[Objective]
Extract each record and reproduce it exactly.

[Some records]
——————————
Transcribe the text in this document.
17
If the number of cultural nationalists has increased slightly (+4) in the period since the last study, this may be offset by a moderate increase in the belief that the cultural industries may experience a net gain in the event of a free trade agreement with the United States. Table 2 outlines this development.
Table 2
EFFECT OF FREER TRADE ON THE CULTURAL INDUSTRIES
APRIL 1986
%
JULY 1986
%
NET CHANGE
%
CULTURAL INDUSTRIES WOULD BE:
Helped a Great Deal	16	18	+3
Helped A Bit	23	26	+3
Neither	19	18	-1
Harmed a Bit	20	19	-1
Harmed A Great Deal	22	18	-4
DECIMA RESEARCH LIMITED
——————————
[Written solution]
Transcribe the text in this document.
17
If the number of cultural nationalists has increased slightly (+4) in the period since the last study, this may be offset by a moderate increase in the belief that the cultural industries may experience a net gain in the event of a free trade agreement with the United States. Table 2 outlines this development.
Table 2
EFFECT OF FREER TRADE ON THE CULTURAL INDUSTRIES
APRIL 1986
%
JULY 1986
%
NET CHANGE
%
CULTURAL INDUSTRIES WOULD BE:
Helped a Great Deal	16	18	+3
Helped A Bit	23	26	+3
Neither	19	18	-1
Harmed a Bit	20	19	-1
Harmed A Great Deal	22	18	-4
DECIMA RESEARCH LIMITED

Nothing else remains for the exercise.